[Entries taken from a collection]
——————

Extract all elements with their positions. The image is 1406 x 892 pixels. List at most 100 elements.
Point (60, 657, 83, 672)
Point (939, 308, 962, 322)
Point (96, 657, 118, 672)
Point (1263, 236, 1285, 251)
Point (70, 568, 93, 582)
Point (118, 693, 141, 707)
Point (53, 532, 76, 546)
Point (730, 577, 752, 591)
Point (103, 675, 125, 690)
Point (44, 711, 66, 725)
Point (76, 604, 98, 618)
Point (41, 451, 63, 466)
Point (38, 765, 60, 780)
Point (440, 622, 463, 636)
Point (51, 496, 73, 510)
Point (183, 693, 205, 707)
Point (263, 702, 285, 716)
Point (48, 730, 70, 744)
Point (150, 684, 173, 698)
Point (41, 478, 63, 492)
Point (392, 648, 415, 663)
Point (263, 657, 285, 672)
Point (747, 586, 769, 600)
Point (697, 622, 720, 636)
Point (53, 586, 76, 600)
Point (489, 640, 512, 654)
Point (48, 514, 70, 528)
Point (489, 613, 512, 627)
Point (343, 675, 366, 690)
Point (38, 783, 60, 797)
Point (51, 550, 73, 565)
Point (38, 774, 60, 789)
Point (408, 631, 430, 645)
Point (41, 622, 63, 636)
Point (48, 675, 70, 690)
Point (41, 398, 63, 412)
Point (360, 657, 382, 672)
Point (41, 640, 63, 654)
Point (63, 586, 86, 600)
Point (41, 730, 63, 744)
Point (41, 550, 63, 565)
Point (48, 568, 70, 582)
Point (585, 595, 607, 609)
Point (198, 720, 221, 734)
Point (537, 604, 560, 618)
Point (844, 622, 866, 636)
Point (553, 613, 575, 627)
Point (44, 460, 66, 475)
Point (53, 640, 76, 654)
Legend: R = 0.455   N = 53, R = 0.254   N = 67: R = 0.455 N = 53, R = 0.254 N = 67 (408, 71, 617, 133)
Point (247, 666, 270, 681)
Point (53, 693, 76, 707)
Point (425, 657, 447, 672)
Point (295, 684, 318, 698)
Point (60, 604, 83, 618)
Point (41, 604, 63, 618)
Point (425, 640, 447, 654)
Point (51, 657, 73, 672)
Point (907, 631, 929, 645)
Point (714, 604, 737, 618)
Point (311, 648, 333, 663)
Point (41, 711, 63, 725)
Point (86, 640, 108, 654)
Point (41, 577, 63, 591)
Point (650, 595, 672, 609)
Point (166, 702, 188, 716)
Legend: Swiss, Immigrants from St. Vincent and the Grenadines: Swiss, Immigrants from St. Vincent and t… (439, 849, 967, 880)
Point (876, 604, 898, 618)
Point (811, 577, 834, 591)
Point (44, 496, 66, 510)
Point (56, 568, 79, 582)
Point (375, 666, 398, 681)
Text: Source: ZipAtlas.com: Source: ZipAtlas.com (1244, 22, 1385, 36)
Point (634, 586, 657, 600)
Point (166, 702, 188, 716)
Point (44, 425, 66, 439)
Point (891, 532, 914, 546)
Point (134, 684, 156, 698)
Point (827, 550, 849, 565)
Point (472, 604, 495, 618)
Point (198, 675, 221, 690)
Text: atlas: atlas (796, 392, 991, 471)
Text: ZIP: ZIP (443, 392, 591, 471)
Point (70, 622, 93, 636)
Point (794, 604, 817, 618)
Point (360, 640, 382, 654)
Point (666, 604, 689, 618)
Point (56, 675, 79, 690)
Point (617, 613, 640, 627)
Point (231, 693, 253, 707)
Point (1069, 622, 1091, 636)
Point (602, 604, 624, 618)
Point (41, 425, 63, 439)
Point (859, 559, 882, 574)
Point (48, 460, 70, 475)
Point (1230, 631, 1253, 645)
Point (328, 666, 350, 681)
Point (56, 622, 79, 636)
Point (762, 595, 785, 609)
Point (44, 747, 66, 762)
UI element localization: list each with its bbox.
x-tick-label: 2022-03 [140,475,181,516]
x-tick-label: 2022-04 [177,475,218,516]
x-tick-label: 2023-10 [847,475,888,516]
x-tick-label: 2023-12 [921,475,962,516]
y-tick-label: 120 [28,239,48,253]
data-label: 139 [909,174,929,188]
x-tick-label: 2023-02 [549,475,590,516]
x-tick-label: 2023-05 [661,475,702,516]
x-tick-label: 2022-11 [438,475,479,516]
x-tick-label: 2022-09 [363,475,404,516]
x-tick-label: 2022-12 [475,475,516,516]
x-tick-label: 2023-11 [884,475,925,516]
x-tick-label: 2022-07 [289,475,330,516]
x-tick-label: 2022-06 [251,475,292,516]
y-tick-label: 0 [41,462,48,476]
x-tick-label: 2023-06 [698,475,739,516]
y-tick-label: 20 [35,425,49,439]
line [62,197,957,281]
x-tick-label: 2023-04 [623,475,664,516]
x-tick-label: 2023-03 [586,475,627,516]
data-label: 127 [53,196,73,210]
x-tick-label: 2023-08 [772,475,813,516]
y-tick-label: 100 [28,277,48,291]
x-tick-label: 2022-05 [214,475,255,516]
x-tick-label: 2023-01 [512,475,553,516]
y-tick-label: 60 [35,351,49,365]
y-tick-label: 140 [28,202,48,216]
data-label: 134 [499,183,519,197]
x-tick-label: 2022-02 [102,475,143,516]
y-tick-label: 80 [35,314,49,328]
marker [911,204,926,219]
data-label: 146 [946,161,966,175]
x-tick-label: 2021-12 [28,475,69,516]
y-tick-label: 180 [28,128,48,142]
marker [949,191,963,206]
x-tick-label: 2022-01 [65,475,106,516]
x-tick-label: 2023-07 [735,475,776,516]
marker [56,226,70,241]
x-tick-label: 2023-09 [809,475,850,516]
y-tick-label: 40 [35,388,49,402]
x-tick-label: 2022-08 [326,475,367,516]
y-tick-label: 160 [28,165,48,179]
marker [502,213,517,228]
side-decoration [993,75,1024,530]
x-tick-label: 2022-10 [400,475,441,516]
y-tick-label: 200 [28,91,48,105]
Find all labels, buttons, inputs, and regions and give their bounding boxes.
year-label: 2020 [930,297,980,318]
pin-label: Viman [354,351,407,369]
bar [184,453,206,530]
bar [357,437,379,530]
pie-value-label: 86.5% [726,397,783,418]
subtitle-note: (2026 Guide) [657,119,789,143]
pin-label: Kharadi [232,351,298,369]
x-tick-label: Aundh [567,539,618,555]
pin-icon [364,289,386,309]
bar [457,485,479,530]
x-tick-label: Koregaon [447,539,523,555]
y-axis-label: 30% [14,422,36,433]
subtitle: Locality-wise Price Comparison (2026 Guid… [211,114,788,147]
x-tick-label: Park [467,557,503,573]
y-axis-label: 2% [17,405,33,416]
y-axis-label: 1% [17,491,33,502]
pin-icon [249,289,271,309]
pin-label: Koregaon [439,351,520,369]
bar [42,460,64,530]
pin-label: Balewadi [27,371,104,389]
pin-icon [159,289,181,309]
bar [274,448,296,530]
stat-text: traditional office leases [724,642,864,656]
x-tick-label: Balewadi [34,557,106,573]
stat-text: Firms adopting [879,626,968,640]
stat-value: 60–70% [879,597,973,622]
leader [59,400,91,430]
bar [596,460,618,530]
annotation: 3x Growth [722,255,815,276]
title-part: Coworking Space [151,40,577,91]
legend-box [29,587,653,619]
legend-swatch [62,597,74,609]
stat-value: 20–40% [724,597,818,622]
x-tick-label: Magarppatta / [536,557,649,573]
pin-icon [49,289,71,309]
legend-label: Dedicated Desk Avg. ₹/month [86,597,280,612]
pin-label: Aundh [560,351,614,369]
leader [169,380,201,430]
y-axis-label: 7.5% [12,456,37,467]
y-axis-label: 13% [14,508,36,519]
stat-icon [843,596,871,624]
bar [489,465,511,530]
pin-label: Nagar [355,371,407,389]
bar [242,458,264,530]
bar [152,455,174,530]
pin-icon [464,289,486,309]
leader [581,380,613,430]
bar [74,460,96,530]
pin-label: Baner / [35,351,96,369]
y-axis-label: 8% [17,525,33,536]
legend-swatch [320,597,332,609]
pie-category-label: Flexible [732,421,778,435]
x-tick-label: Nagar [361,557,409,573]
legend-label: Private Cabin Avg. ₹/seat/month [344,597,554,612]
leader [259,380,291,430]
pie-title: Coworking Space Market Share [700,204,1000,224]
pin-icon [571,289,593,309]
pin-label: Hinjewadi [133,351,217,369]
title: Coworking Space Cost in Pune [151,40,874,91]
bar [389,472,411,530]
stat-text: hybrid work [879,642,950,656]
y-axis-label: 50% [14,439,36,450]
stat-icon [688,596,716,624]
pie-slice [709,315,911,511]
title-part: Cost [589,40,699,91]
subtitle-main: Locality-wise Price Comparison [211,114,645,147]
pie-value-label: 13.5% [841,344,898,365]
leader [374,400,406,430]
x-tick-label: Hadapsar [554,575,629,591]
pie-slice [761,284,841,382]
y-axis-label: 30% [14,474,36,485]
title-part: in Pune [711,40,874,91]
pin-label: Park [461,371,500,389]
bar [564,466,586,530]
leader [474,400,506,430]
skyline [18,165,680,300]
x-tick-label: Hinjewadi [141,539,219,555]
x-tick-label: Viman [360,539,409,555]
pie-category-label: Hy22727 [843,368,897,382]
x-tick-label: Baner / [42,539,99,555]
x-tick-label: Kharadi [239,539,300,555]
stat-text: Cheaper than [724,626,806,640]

——————

Reproduce the lines above without any change, starting at the very first one and stopping after the line that contains "Point (118, 693, 141, 707)". Output only those lines.

__Completed task__.
Extract all elements with their positions. The image is 1406 x 892 pixels. List at most 100 elements.
Point (60, 657, 83, 672)
Point (939, 308, 962, 322)
Point (96, 657, 118, 672)
Point (1263, 236, 1285, 251)
Point (70, 568, 93, 582)
Point (118, 693, 141, 707)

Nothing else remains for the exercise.